begin Records supplied

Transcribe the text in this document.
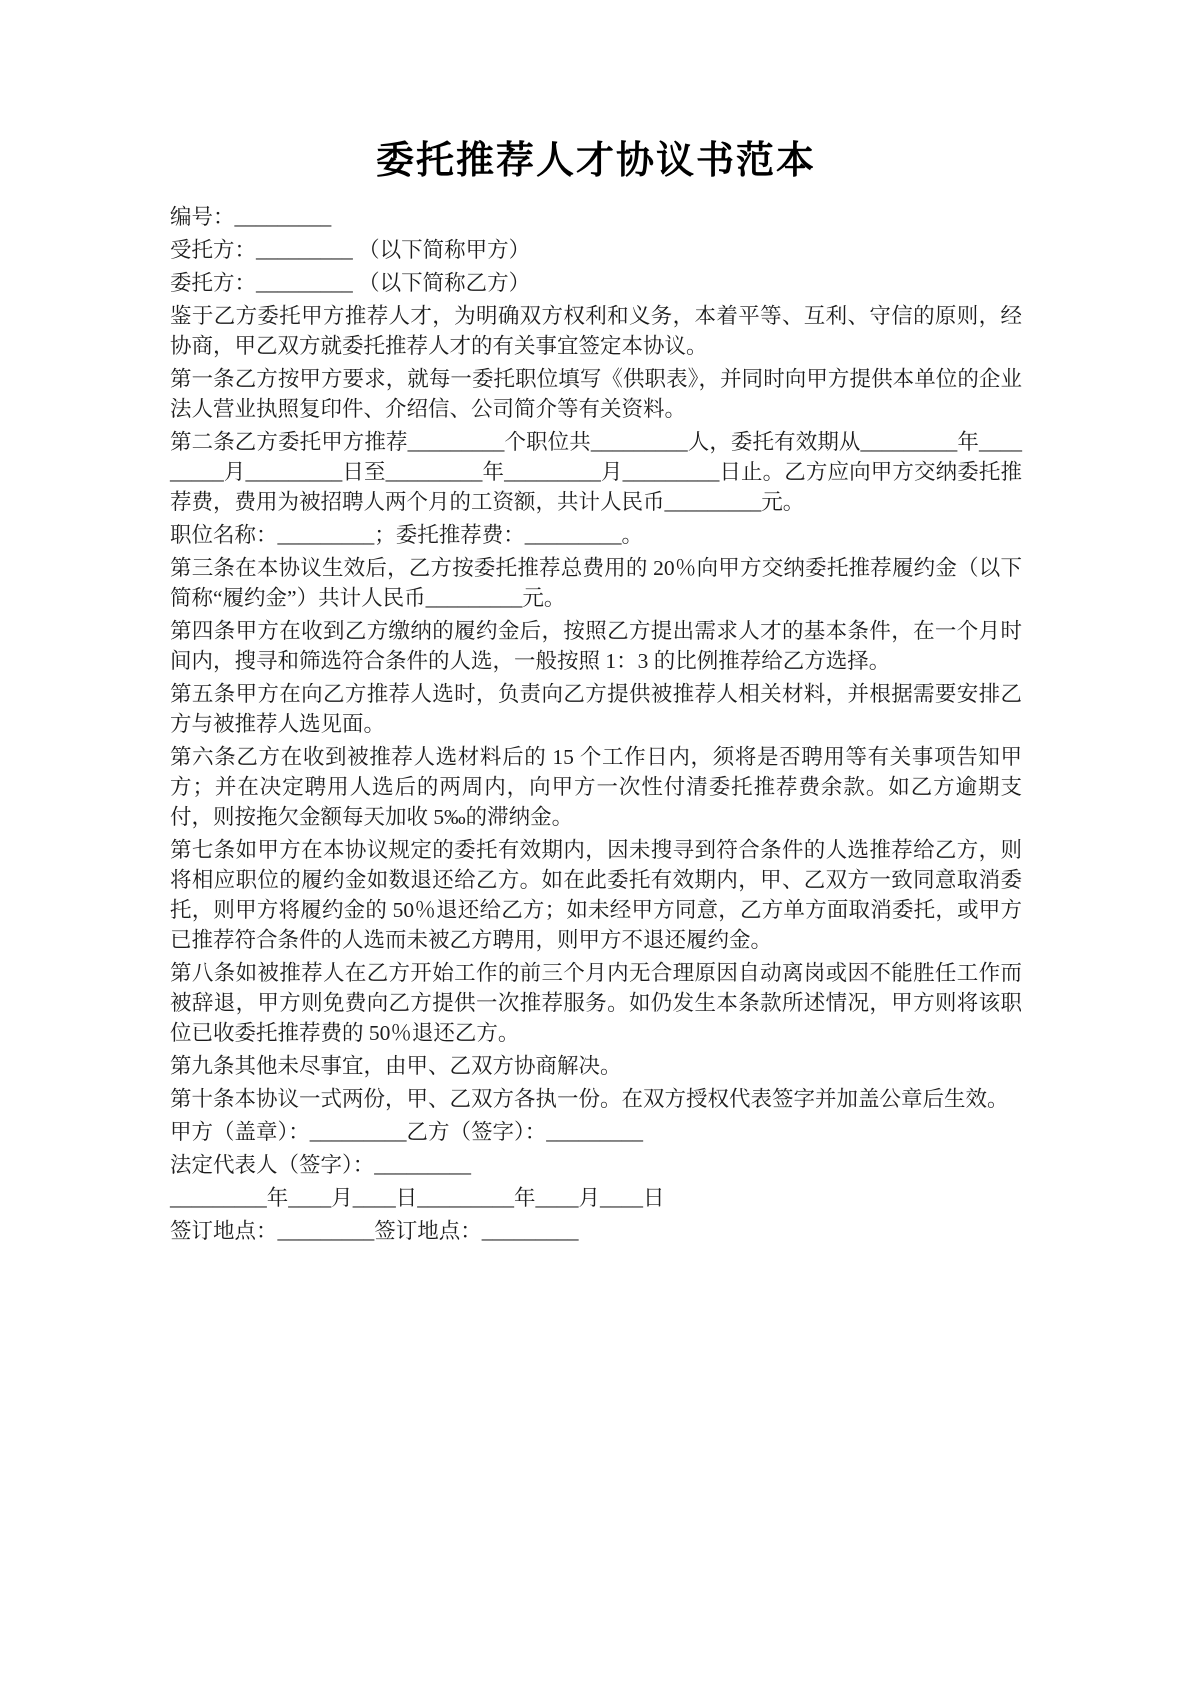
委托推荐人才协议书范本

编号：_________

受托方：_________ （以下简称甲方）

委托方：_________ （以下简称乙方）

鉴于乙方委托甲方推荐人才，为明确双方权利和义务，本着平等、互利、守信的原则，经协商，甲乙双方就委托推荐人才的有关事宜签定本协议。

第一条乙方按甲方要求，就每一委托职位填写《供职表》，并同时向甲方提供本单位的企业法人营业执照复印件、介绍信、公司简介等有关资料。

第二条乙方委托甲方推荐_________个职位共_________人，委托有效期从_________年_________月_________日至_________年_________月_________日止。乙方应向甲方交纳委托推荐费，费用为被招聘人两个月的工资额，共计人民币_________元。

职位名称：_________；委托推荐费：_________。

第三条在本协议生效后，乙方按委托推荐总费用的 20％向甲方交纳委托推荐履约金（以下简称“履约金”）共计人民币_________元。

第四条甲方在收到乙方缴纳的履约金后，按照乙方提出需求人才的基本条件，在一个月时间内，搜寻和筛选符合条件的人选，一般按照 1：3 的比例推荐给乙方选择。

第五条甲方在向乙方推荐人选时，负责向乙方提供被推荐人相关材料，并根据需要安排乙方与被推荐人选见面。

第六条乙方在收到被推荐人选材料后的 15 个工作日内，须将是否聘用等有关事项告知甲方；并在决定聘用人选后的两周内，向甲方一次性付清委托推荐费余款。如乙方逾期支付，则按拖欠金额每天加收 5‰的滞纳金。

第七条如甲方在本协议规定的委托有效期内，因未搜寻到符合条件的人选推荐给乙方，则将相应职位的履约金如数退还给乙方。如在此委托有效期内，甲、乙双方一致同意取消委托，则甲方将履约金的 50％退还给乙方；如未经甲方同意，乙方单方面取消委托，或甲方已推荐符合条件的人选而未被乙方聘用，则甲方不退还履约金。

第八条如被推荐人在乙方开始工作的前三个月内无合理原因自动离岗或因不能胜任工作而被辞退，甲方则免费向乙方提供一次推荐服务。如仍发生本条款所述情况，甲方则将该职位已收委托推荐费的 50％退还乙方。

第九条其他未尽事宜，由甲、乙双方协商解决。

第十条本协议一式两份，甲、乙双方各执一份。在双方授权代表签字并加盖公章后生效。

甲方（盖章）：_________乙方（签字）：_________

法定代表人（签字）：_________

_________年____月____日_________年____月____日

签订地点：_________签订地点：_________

end Records supplied

*Your goal*:
Set the data above down again exactly as given, with no pictures.

*The response*:
Transcribe the text in this document.
委托推荐人才协议书范本

编号：_________

受托方：_________ （以下简称甲方）

委托方：_________ （以下简称乙方）

鉴于乙方委托甲方推荐人才，为明确双方权利和义务，本着平等、互利、守信的原则，经协商，甲乙双方就委托推荐人才的有关事宜签定本协议。

第一条乙方按甲方要求，就每一委托职位填写《供职表》，并同时向甲方提供本单位的企业法人营业执照复印件、介绍信、公司简介等有关资料。

第二条乙方委托甲方推荐_________个职位共_________人，委托有效期从_________年_________月_________日至_________年_________月_________日止。乙方应向甲方交纳委托推荐费，费用为被招聘人两个月的工资额，共计人民币_________元。

职位名称：_________；委托推荐费：_________。

第三条在本协议生效后，乙方按委托推荐总费用的 20％向甲方交纳委托推荐履约金（以下简称“履约金”）共计人民币_________元。

第四条甲方在收到乙方缴纳的履约金后，按照乙方提出需求人才的基本条件，在一个月时间内，搜寻和筛选符合条件的人选，一般按照 1：3 的比例推荐给乙方选择。

第五条甲方在向乙方推荐人选时，负责向乙方提供被推荐人相关材料，并根据需要安排乙方与被推荐人选见面。

第六条乙方在收到被推荐人选材料后的 15 个工作日内，须将是否聘用等有关事项告知甲方；并在决定聘用人选后的两周内，向甲方一次性付清委托推荐费余款。如乙方逾期支付，则按拖欠金额每天加收 5‰的滞纳金。

第七条如甲方在本协议规定的委托有效期内，因未搜寻到符合条件的人选推荐给乙方，则将相应职位的履约金如数退还给乙方。如在此委托有效期内，甲、乙双方一致同意取消委托，则甲方将履约金的 50％退还给乙方；如未经甲方同意，乙方单方面取消委托，或甲方已推荐符合条件的人选而未被乙方聘用，则甲方不退还履约金。

第八条如被推荐人在乙方开始工作的前三个月内无合理原因自动离岗或因不能胜任工作而被辞退，甲方则免费向乙方提供一次推荐服务。如仍发生本条款所述情况，甲方则将该职位已收委托推荐费的 50％退还乙方。

第九条其他未尽事宜，由甲、乙双方协商解决。

第十条本协议一式两份，甲、乙双方各执一份。在双方授权代表签字并加盖公章后生效。

甲方（盖章）：_________乙方（签字）：_________

法定代表人（签字）：_________

_________年____月____日_________年____月____日

签订地点：_________签订地点：_________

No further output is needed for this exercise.